_OBJECTIVE:_ Go through the entries below and write each one out exactly.

_RECORD LIST:_
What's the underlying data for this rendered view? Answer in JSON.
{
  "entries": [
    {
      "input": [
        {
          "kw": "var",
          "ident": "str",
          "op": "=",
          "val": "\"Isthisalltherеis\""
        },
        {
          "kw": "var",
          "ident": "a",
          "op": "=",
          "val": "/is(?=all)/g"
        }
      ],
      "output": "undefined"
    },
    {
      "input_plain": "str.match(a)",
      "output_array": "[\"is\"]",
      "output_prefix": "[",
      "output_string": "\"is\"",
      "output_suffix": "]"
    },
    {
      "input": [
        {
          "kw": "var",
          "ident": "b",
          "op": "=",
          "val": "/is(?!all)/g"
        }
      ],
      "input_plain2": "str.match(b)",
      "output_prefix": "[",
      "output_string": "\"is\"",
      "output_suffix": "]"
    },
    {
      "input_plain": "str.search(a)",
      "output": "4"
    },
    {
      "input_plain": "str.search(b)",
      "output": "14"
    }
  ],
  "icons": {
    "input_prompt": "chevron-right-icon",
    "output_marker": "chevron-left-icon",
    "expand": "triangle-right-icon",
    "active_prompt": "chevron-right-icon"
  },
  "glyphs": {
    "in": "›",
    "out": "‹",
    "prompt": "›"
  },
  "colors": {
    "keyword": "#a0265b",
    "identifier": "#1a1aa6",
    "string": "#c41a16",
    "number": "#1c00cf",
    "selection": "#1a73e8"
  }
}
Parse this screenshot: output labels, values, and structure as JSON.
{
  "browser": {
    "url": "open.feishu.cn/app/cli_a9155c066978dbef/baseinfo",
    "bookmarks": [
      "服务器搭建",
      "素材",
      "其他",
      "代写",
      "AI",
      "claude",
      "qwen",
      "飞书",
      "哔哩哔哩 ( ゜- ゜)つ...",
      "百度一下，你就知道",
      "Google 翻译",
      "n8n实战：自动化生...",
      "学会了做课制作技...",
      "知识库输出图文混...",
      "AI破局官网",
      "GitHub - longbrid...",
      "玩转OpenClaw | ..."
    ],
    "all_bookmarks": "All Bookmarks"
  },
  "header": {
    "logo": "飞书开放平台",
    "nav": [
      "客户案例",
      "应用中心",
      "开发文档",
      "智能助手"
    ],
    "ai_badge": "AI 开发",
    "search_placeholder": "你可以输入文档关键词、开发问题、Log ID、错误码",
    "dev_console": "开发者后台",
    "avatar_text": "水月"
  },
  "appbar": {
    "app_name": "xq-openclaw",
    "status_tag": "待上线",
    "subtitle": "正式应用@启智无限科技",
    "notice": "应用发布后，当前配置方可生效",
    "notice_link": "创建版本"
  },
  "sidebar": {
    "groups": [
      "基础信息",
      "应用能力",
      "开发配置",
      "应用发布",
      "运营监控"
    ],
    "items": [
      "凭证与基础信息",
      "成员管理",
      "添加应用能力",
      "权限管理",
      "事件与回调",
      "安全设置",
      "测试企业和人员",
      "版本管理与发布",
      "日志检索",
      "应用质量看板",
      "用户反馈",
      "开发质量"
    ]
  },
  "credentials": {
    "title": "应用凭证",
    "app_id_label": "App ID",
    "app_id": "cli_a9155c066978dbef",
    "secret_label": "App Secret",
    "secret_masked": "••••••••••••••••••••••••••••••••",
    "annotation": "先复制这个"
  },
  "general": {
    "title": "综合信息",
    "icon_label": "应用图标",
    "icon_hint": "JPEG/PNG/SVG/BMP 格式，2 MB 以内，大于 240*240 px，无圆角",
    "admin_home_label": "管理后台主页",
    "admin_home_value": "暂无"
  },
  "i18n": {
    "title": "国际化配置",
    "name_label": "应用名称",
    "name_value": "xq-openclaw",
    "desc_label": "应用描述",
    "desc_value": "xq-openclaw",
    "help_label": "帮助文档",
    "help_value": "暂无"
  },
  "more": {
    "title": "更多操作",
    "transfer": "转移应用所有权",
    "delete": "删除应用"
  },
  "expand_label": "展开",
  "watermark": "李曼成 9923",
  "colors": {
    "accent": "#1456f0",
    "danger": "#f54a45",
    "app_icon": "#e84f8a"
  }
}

_CORRECT RESULT:_
What's the underlying data for this rendered view? Answer in JSON.
{
  "entries": [
    {
      "input": [
        {
          "kw": "var",
          "ident": "str",
          "op": "=",
          "val": "\"Isthisalltherеis\""
        },
        {
          "kw": "var",
          "ident": "a",
          "op": "=",
          "val": "/is(?=all)/g"
        }
      ],
      "output": "undefined"
    },
    {
      "input_plain": "str.match(a)",
      "output_array": "[\"is\"]",
      "output_prefix": "[",
      "output_string": "\"is\"",
      "output_suffix": "]"
    },
    {
      "input": [
        {
          "kw": "var",
          "ident": "b",
          "op": "=",
          "val": "/is(?!all)/g"
        }
      ],
      "input_plain2": "str.match(b)",
      "output_prefix": "[",
      "output_string": "\"is\"",
      "output_suffix": "]"
    },
    {
      "input_plain": "str.search(a)",
      "output": "4"
    },
    {
      "input_plain": "str.search(b)",
      "output": "14"
    }
  ],
  "icons": {
    "input_prompt": "chevron-right-icon",
    "output_marker": "chevron-left-icon",
    "expand": "triangle-right-icon",
    "active_prompt": "chevron-right-icon"
  },
  "glyphs": {
    "in": "›",
    "out": "‹",
    "prompt": "›"
  },
  "colors": {
    "keyword": "#a0265b",
    "identifier": "#1a1aa6",
    "string": "#c41a16",
    "number": "#1c00cf",
    "selection": "#1a73e8"
  }
}
Parse this screenshot: output labels, values, and structure as JSON.
{
  "browser": {
    "url": "open.feishu.cn/app/cli_a9155c066978dbef/baseinfo",
    "bookmarks": [
      "服务器搭建",
      "素材",
      "其他",
      "代写",
      "AI",
      "claude",
      "qwen",
      "飞书",
      "哔哩哔哩 ( ゜- ゜)つ...",
      "百度一下，你就知道",
      "Google 翻译",
      "n8n实战：自动化生...",
      "学会了做课制作技...",
      "知识库输出图文混...",
      "AI破局官网",
      "GitHub - longbrid...",
      "玩转OpenClaw | ..."
    ],
    "all_bookmarks": "All Bookmarks"
  },
  "header": {
    "logo": "飞书开放平台",
    "nav": [
      "客户案例",
      "应用中心",
      "开发文档",
      "智能助手"
    ],
    "ai_badge": "AI 开发",
    "search_placeholder": "你可以输入文档关键词、开发问题、Log ID、错误码",
    "dev_console": "开发者后台",
    "avatar_text": "水月"
  },
  "appbar": {
    "app_name": "xq-openclaw",
    "status_tag": "待上线",
    "subtitle": "正式应用@启智无限科技",
    "notice": "应用发布后，当前配置方可生效",
    "notice_link": "创建版本"
  },
  "sidebar": {
    "groups": [
      "基础信息",
      "应用能力",
      "开发配置",
      "应用发布",
      "运营监控"
    ],
    "items": [
      "凭证与基础信息",
      "成员管理",
      "添加应用能力",
      "权限管理",
      "事件与回调",
      "安全设置",
      "测试企业和人员",
      "版本管理与发布",
      "日志检索",
      "应用质量看板",
      "用户反馈",
      "开发质量"
    ]
  },
  "credentials": {
    "title": "应用凭证",
    "app_id_label": "App ID",
    "app_id": "cli_a9155c066978dbef",
    "secret_label": "App Secret",
    "secret_masked": "••••••••••••••••••••••••••••••••",
    "annotation": "先复制这个"
  },
  "general": {
    "title": "综合信息",
    "icon_label": "应用图标",
    "icon_hint": "JPEG/PNG/SVG/BMP 格式，2 MB 以内，大于 240*240 px，无圆角",
    "admin_home_label": "管理后台主页",
    "admin_home_value": "暂无"
  },
  "i18n": {
    "title": "国际化配置",
    "name_label": "应用名称",
    "name_value": "xq-openclaw",
    "desc_label": "应用描述",
    "desc_value": "xq-openclaw",
    "help_label": "帮助文档",
    "help_value": "暂无"
  },
  "more": {
    "title": "更多操作",
    "transfer": "转移应用所有权",
    "delete": "删除应用"
  },
  "expand_label": "展开",
  "watermark": "李曼成 9923",
  "colors": {
    "accent": "#1456f0",
    "danger": "#f54a45",
    "app_icon": "#e84f8a"
  }
}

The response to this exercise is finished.